- What to produce: Take every line from the material that has the word "Temperature" in it.

Dataset records on visual material:

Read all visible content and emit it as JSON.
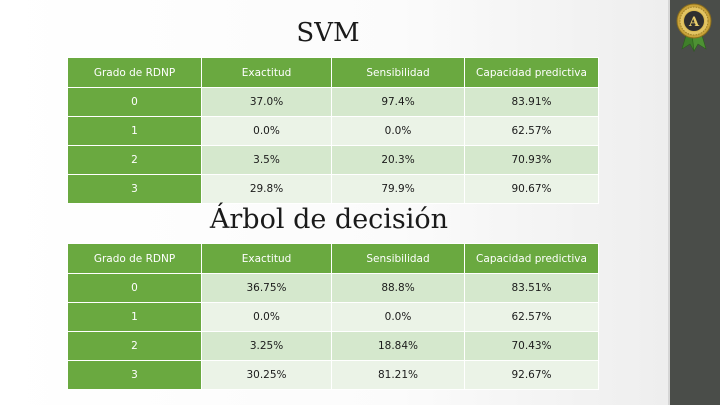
{
  "svm": {
    "title": "SVM",
    "headers": [
      "Grado de RDNP",
      "Exactitud",
      "Sensibilidad",
      "Capacidad predictiva"
    ],
    "rows": [
      [
        "0",
        "37.0%",
        "97.4%",
        "83.91%"
      ],
      [
        "1",
        "0.0%",
        "0.0%",
        "62.57%"
      ],
      [
        "2",
        "3.5%",
        "20.3%",
        "70.93%"
      ],
      [
        "3",
        "29.8%",
        "79.9%",
        "90.67%"
      ]
    ]
  },
  "tree": {
    "title": "Árbol de decisión",
    "headers": [
      "Grado de RDNP",
      "Exactitud",
      "Sensibilidad",
      "Capacidad predictiva"
    ],
    "rows": [
      [
        "0",
        "36.75%",
        "88.8%",
        "83.51%"
      ],
      [
        "1",
        "0.0%",
        "0.0%",
        "62.57%"
      ],
      [
        "2",
        "3.25%",
        "18.84%",
        "70.43%"
      ],
      [
        "3",
        "30.25%",
        "81.21%",
        "92.67%"
      ]
    ]
  },
  "badge": {
    "letter": "A",
    "icon": "award-seal-icon",
    "colors": {
      "seal": "#c9a33a",
      "ribbon": "#3f7f2a"
    }
  },
  "colors": {
    "header": "#6aa940",
    "row_dark": "#d5e8cd",
    "row_light": "#ebf3e7",
    "sidebar": "#4a4d49"
  }
}
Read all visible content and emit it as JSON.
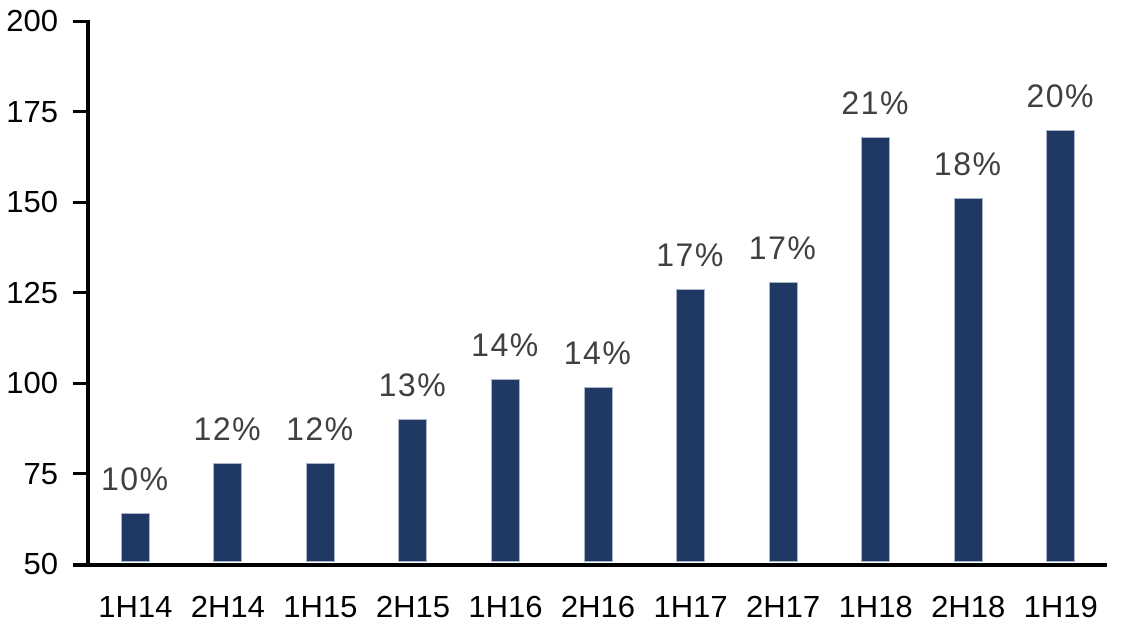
{
  "chart_data": {
    "type": "bar",
    "title": "",
    "xlabel": "",
    "ylabel": "",
    "categories": [
      "1H14",
      "2H14",
      "1H15",
      "2H15",
      "1H16",
      "2H16",
      "1H17",
      "2H17",
      "1H18",
      "2H18",
      "1H19"
    ],
    "values": [
      64,
      78,
      78,
      90,
      101,
      99,
      126,
      128,
      168,
      151,
      170
    ],
    "data_labels": [
      "10%",
      "12%",
      "12%",
      "13%",
      "14%",
      "14%",
      "17%",
      "17%",
      "21%",
      "18%",
      "20%"
    ],
    "ylim": [
      50,
      200
    ],
    "yticks": [
      50,
      75,
      100,
      125,
      150,
      175,
      200
    ],
    "grid": false,
    "legend": false,
    "data_labels_position": "outside-end",
    "colors": {
      "bar_fill": "#1f3864",
      "bar_border": "#a9b5c9",
      "data_label": "#404040",
      "axis_text": "#000000",
      "axis_line": "#000000",
      "background": "#ffffff"
    }
  }
}
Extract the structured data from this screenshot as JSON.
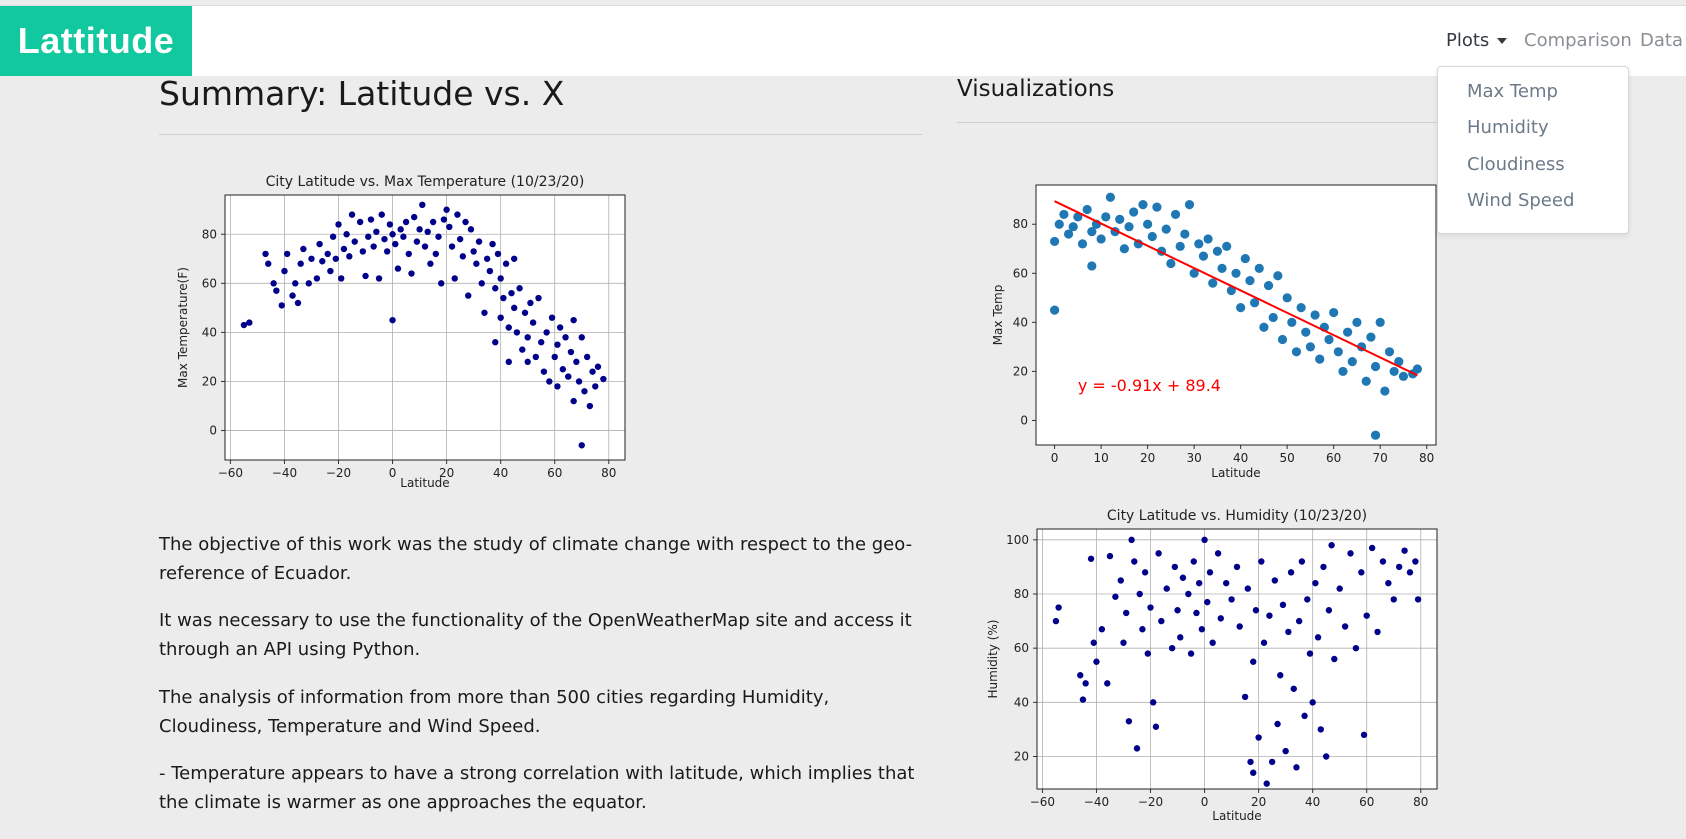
{
  "nav": {
    "brand": "Lattitude",
    "links": {
      "plots": "Plots",
      "comparison": "Comparison",
      "data": "Data"
    },
    "dropdown": [
      "Max Temp",
      "Humidity",
      "Cloudiness",
      "Wind Speed"
    ],
    "brand_color": "#12c89f"
  },
  "summary": {
    "title": "Summary: Latitude vs. X",
    "paragraphs": [
      "The objective of this work was the study of climate change with respect to the geo-reference of Ecuador.",
      "It was necessary to use the functionality of the OpenWeatherMap site and access it through an API using Python.",
      "The analysis of information from more than 500 cities regarding Humidity, Cloudiness, Temperature and Wind Speed.",
      "- Temperature appears to have a strong correlation with latitude, which implies that the climate is warmer as one approaches the equator."
    ]
  },
  "visualizations": {
    "title": "Visualizations"
  },
  "chart_data": [
    {
      "type": "scatter",
      "title": "City Latitude vs. Max Temperature (10/23/20)",
      "xlabel": "Latitude",
      "ylabel": "Max Temperature(F)",
      "xlim": [
        -62,
        86
      ],
      "ylim": [
        -12,
        96
      ],
      "xticks": [
        -60,
        -40,
        -20,
        0,
        20,
        40,
        60,
        80
      ],
      "yticks": [
        0,
        20,
        40,
        60,
        80
      ],
      "grid": true,
      "color": "#00008b",
      "points": [
        [
          -55,
          43
        ],
        [
          -53,
          44
        ],
        [
          -47,
          72
        ],
        [
          -46,
          68
        ],
        [
          -44,
          60
        ],
        [
          -43,
          57
        ],
        [
          -41,
          51
        ],
        [
          -40,
          65
        ],
        [
          -39,
          72
        ],
        [
          -37,
          55
        ],
        [
          -36,
          60
        ],
        [
          -35,
          52
        ],
        [
          -34,
          68
        ],
        [
          -33,
          74
        ],
        [
          -31,
          60
        ],
        [
          -30,
          70
        ],
        [
          -28,
          62
        ],
        [
          -27,
          76
        ],
        [
          -26,
          69
        ],
        [
          -24,
          72
        ],
        [
          -23,
          65
        ],
        [
          -22,
          79
        ],
        [
          -21,
          70
        ],
        [
          -20,
          84
        ],
        [
          -19,
          62
        ],
        [
          -18,
          74
        ],
        [
          -17,
          80
        ],
        [
          -16,
          71
        ],
        [
          -15,
          88
        ],
        [
          -14,
          77
        ],
        [
          -12,
          85
        ],
        [
          -11,
          73
        ],
        [
          -10,
          63
        ],
        [
          -9,
          79
        ],
        [
          -8,
          86
        ],
        [
          -7,
          75
        ],
        [
          -6,
          81
        ],
        [
          -5,
          62
        ],
        [
          -4,
          88
        ],
        [
          -3,
          78
        ],
        [
          -2,
          73
        ],
        [
          -1,
          84
        ],
        [
          0,
          45
        ],
        [
          0,
          80
        ],
        [
          1,
          76
        ],
        [
          2,
          66
        ],
        [
          3,
          82
        ],
        [
          4,
          79
        ],
        [
          5,
          85
        ],
        [
          6,
          72
        ],
        [
          7,
          64
        ],
        [
          8,
          87
        ],
        [
          9,
          77
        ],
        [
          10,
          82
        ],
        [
          11,
          92
        ],
        [
          12,
          75
        ],
        [
          13,
          81
        ],
        [
          14,
          68
        ],
        [
          15,
          85
        ],
        [
          16,
          72
        ],
        [
          17,
          79
        ],
        [
          18,
          60
        ],
        [
          19,
          86
        ],
        [
          20,
          90
        ],
        [
          21,
          83
        ],
        [
          22,
          75
        ],
        [
          23,
          62
        ],
        [
          24,
          88
        ],
        [
          25,
          78
        ],
        [
          26,
          71
        ],
        [
          27,
          85
        ],
        [
          28,
          55
        ],
        [
          29,
          82
        ],
        [
          30,
          73
        ],
        [
          31,
          68
        ],
        [
          32,
          77
        ],
        [
          33,
          60
        ],
        [
          34,
          48
        ],
        [
          35,
          70
        ],
        [
          36,
          65
        ],
        [
          37,
          76
        ],
        [
          38,
          36
        ],
        [
          38,
          58
        ],
        [
          39,
          72
        ],
        [
          40,
          46
        ],
        [
          40,
          62
        ],
        [
          41,
          54
        ],
        [
          42,
          68
        ],
        [
          43,
          42
        ],
        [
          43,
          28
        ],
        [
          44,
          56
        ],
        [
          45,
          50
        ],
        [
          45,
          70
        ],
        [
          46,
          40
        ],
        [
          47,
          58
        ],
        [
          48,
          33
        ],
        [
          49,
          48
        ],
        [
          50,
          38
        ],
        [
          50,
          28
        ],
        [
          51,
          52
        ],
        [
          52,
          44
        ],
        [
          53,
          30
        ],
        [
          54,
          54
        ],
        [
          55,
          36
        ],
        [
          56,
          24
        ],
        [
          57,
          40
        ],
        [
          58,
          20
        ],
        [
          59,
          46
        ],
        [
          60,
          30
        ],
        [
          61,
          35
        ],
        [
          61,
          18
        ],
        [
          62,
          42
        ],
        [
          63,
          25
        ],
        [
          64,
          38
        ],
        [
          65,
          22
        ],
        [
          66,
          32
        ],
        [
          67,
          12
        ],
        [
          67,
          45
        ],
        [
          68,
          28
        ],
        [
          69,
          20
        ],
        [
          70,
          -6
        ],
        [
          70,
          38
        ],
        [
          71,
          16
        ],
        [
          72,
          30
        ],
        [
          73,
          10
        ],
        [
          74,
          24
        ],
        [
          75,
          18
        ],
        [
          76,
          26
        ],
        [
          78,
          21
        ]
      ]
    },
    {
      "type": "scatter",
      "ylabel": "Max Temp",
      "xlabel": "Latitude",
      "xlim": [
        -4,
        82
      ],
      "ylim": [
        -10,
        96
      ],
      "xticks": [
        0,
        10,
        20,
        30,
        40,
        50,
        60,
        70,
        80
      ],
      "yticks": [
        0,
        20,
        40,
        60,
        80
      ],
      "grid": false,
      "color": "#1f77b4",
      "regression": {
        "slope": -0.91,
        "intercept": 89.4,
        "x_range": [
          0,
          78
        ],
        "color": "#ff0000",
        "label": "y = -0.91x + 89.4"
      },
      "points": [
        [
          0,
          73
        ],
        [
          0,
          45
        ],
        [
          1,
          80
        ],
        [
          2,
          84
        ],
        [
          3,
          76
        ],
        [
          4,
          79
        ],
        [
          5,
          83
        ],
        [
          6,
          72
        ],
        [
          7,
          86
        ],
        [
          8,
          77
        ],
        [
          8,
          63
        ],
        [
          9,
          80
        ],
        [
          10,
          74
        ],
        [
          11,
          83
        ],
        [
          12,
          91
        ],
        [
          13,
          77
        ],
        [
          14,
          82
        ],
        [
          15,
          70
        ],
        [
          16,
          79
        ],
        [
          17,
          85
        ],
        [
          18,
          72
        ],
        [
          19,
          88
        ],
        [
          20,
          80
        ],
        [
          21,
          75
        ],
        [
          22,
          87
        ],
        [
          23,
          69
        ],
        [
          24,
          78
        ],
        [
          25,
          64
        ],
        [
          26,
          84
        ],
        [
          27,
          71
        ],
        [
          28,
          76
        ],
        [
          29,
          88
        ],
        [
          30,
          60
        ],
        [
          31,
          72
        ],
        [
          32,
          67
        ],
        [
          33,
          74
        ],
        [
          34,
          56
        ],
        [
          35,
          69
        ],
        [
          36,
          62
        ],
        [
          37,
          71
        ],
        [
          38,
          53
        ],
        [
          39,
          60
        ],
        [
          40,
          46
        ],
        [
          41,
          66
        ],
        [
          42,
          57
        ],
        [
          43,
          48
        ],
        [
          44,
          62
        ],
        [
          45,
          38
        ],
        [
          46,
          55
        ],
        [
          47,
          42
        ],
        [
          48,
          59
        ],
        [
          49,
          33
        ],
        [
          50,
          50
        ],
        [
          51,
          40
        ],
        [
          52,
          28
        ],
        [
          53,
          46
        ],
        [
          54,
          36
        ],
        [
          55,
          30
        ],
        [
          56,
          43
        ],
        [
          57,
          25
        ],
        [
          58,
          38
        ],
        [
          59,
          33
        ],
        [
          60,
          44
        ],
        [
          61,
          28
        ],
        [
          62,
          20
        ],
        [
          63,
          36
        ],
        [
          64,
          24
        ],
        [
          65,
          40
        ],
        [
          66,
          30
        ],
        [
          67,
          16
        ],
        [
          68,
          34
        ],
        [
          69,
          22
        ],
        [
          69,
          -6
        ],
        [
          70,
          40
        ],
        [
          71,
          12
        ],
        [
          72,
          28
        ],
        [
          73,
          20
        ],
        [
          74,
          24
        ],
        [
          75,
          18
        ],
        [
          77,
          19
        ],
        [
          78,
          21
        ]
      ]
    },
    {
      "type": "scatter",
      "title": "City Latitude vs. Humidity (10/23/20)",
      "xlabel": "Latitude",
      "ylabel": "Humidity (%)",
      "xlim": [
        -62,
        86
      ],
      "ylim": [
        8,
        104
      ],
      "xticks": [
        -60,
        -40,
        -20,
        0,
        20,
        40,
        60,
        80
      ],
      "yticks": [
        20,
        40,
        60,
        80,
        100
      ],
      "grid": true,
      "color": "#00008b",
      "points": [
        [
          -55,
          70
        ],
        [
          -54,
          75
        ],
        [
          -46,
          50
        ],
        [
          -45,
          41
        ],
        [
          -44,
          47
        ],
        [
          -42,
          93
        ],
        [
          -41,
          62
        ],
        [
          -40,
          55
        ],
        [
          -38,
          67
        ],
        [
          -36,
          47
        ],
        [
          -35,
          94
        ],
        [
          -33,
          79
        ],
        [
          -31,
          85
        ],
        [
          -30,
          62
        ],
        [
          -29,
          73
        ],
        [
          -28,
          33
        ],
        [
          -27,
          100
        ],
        [
          -26,
          92
        ],
        [
          -25,
          23
        ],
        [
          -24,
          80
        ],
        [
          -23,
          67
        ],
        [
          -22,
          88
        ],
        [
          -21,
          58
        ],
        [
          -20,
          75
        ],
        [
          -19,
          40
        ],
        [
          -18,
          31
        ],
        [
          -17,
          95
        ],
        [
          -16,
          70
        ],
        [
          -14,
          82
        ],
        [
          -12,
          60
        ],
        [
          -11,
          90
        ],
        [
          -10,
          74
        ],
        [
          -9,
          64
        ],
        [
          -8,
          86
        ],
        [
          -6,
          80
        ],
        [
          -5,
          58
        ],
        [
          -4,
          92
        ],
        [
          -3,
          73
        ],
        [
          -2,
          84
        ],
        [
          -1,
          67
        ],
        [
          0,
          100
        ],
        [
          1,
          77
        ],
        [
          2,
          88
        ],
        [
          3,
          62
        ],
        [
          5,
          95
        ],
        [
          6,
          71
        ],
        [
          8,
          84
        ],
        [
          10,
          78
        ],
        [
          12,
          90
        ],
        [
          13,
          68
        ],
        [
          15,
          42
        ],
        [
          16,
          82
        ],
        [
          17,
          18
        ],
        [
          18,
          14
        ],
        [
          18,
          55
        ],
        [
          19,
          74
        ],
        [
          20,
          27
        ],
        [
          21,
          92
        ],
        [
          22,
          62
        ],
        [
          23,
          10
        ],
        [
          24,
          72
        ],
        [
          25,
          18
        ],
        [
          26,
          85
        ],
        [
          27,
          32
        ],
        [
          28,
          50
        ],
        [
          29,
          76
        ],
        [
          30,
          22
        ],
        [
          31,
          66
        ],
        [
          32,
          88
        ],
        [
          33,
          45
        ],
        [
          34,
          16
        ],
        [
          35,
          70
        ],
        [
          36,
          92
        ],
        [
          37,
          35
        ],
        [
          38,
          78
        ],
        [
          39,
          58
        ],
        [
          40,
          40
        ],
        [
          41,
          84
        ],
        [
          42,
          64
        ],
        [
          43,
          30
        ],
        [
          44,
          90
        ],
        [
          45,
          20
        ],
        [
          46,
          74
        ],
        [
          47,
          98
        ],
        [
          48,
          56
        ],
        [
          50,
          82
        ],
        [
          52,
          68
        ],
        [
          54,
          95
        ],
        [
          56,
          60
        ],
        [
          58,
          88
        ],
        [
          59,
          28
        ],
        [
          60,
          72
        ],
        [
          62,
          97
        ],
        [
          64,
          66
        ],
        [
          66,
          92
        ],
        [
          68,
          84
        ],
        [
          70,
          78
        ],
        [
          72,
          90
        ],
        [
          74,
          96
        ],
        [
          76,
          88
        ],
        [
          78,
          92
        ],
        [
          79,
          78
        ]
      ]
    }
  ]
}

- Task output:
      "The analysis of information from more than 500 cities regarding Humidity, Cloudiness, Temperature and Wind Speed.",
      "- Temperature appears to have a strong correlation with latitude, which implies that the climate is warmer as one approaches the equator."
      "title": "City Latitude vs. Max Temperature (10/23/20)",
      "ylabel": "Max Temperature(F)",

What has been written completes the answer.